| WHAT IS REQUIRED |
Will you transcribe all the entries word for word, skipping the pictures they hold?

:: DATA SECTION

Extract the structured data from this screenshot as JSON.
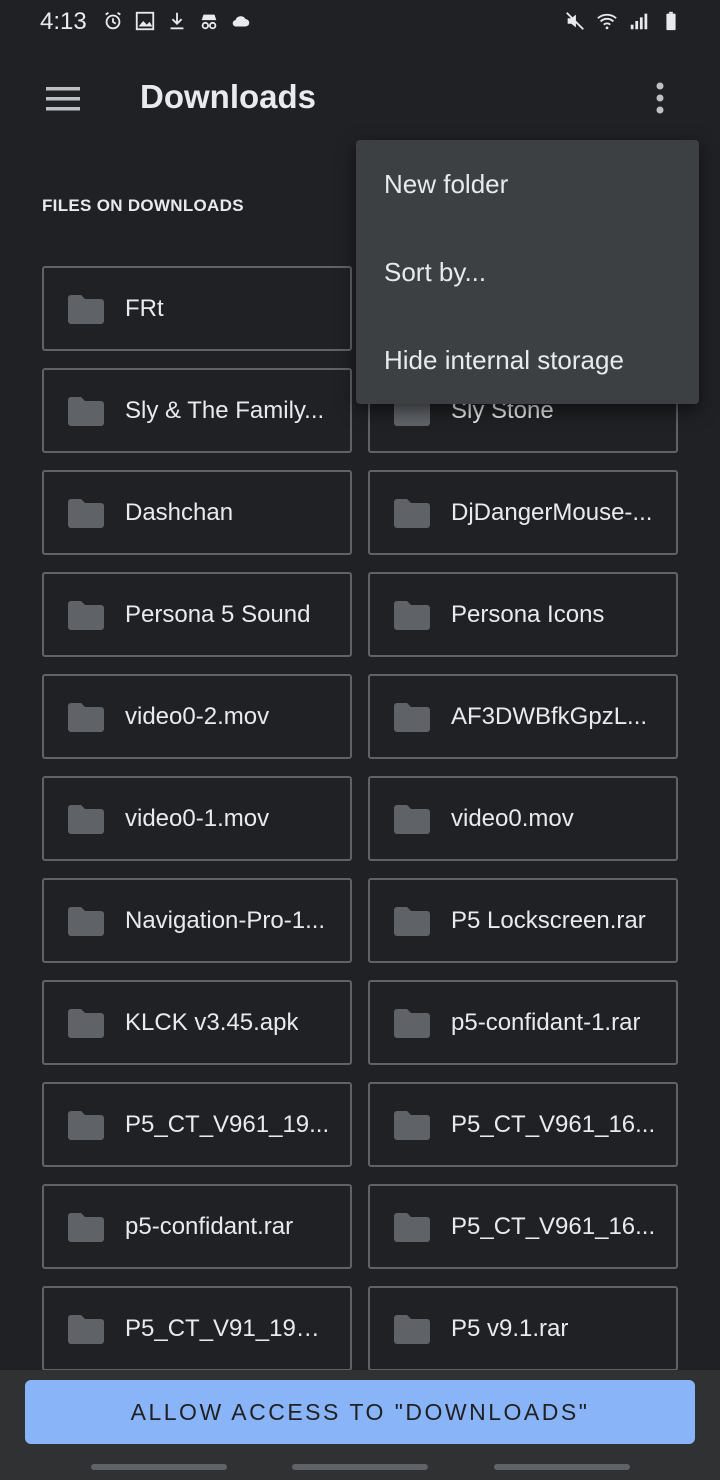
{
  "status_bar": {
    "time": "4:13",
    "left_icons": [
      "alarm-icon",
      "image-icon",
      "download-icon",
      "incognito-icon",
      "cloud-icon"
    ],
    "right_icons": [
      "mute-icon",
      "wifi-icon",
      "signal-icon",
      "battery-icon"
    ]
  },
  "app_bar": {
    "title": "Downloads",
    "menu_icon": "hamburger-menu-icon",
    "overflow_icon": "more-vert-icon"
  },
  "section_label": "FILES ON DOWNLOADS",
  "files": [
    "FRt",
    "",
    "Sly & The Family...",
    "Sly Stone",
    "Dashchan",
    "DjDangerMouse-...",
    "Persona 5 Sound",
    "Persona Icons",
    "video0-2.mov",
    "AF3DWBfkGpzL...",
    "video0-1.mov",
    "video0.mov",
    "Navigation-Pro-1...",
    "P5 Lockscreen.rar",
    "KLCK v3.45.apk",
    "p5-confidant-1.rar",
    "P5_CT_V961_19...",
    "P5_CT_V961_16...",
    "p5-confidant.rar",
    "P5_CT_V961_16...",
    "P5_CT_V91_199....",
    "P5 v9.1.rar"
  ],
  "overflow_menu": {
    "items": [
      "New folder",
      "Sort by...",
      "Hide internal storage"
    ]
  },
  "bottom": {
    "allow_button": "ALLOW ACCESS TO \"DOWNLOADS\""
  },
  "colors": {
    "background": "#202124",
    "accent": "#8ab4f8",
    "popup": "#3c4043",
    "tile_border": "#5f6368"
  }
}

::::

| RESULT OF THE EXERCISE |
Extract the structured data from this screenshot as JSON.
{
  "status_bar": {
    "time": "4:13",
    "left_icons": [
      "alarm-icon",
      "image-icon",
      "download-icon",
      "incognito-icon",
      "cloud-icon"
    ],
    "right_icons": [
      "mute-icon",
      "wifi-icon",
      "signal-icon",
      "battery-icon"
    ]
  },
  "app_bar": {
    "title": "Downloads",
    "menu_icon": "hamburger-menu-icon",
    "overflow_icon": "more-vert-icon"
  },
  "section_label": "FILES ON DOWNLOADS",
  "files": [
    "FRt",
    "",
    "Sly & The Family...",
    "Sly Stone",
    "Dashchan",
    "DjDangerMouse-...",
    "Persona 5 Sound",
    "Persona Icons",
    "video0-2.mov",
    "AF3DWBfkGpzL...",
    "video0-1.mov",
    "video0.mov",
    "Navigation-Pro-1...",
    "P5 Lockscreen.rar",
    "KLCK v3.45.apk",
    "p5-confidant-1.rar",
    "P5_CT_V961_19...",
    "P5_CT_V961_16...",
    "p5-confidant.rar",
    "P5_CT_V961_16...",
    "P5_CT_V91_199....",
    "P5 v9.1.rar"
  ],
  "overflow_menu": {
    "items": [
      "New folder",
      "Sort by...",
      "Hide internal storage"
    ]
  },
  "bottom": {
    "allow_button": "ALLOW ACCESS TO \"DOWNLOADS\""
  },
  "colors": {
    "background": "#202124",
    "accent": "#8ab4f8",
    "popup": "#3c4043",
    "tile_border": "#5f6368"
  }
}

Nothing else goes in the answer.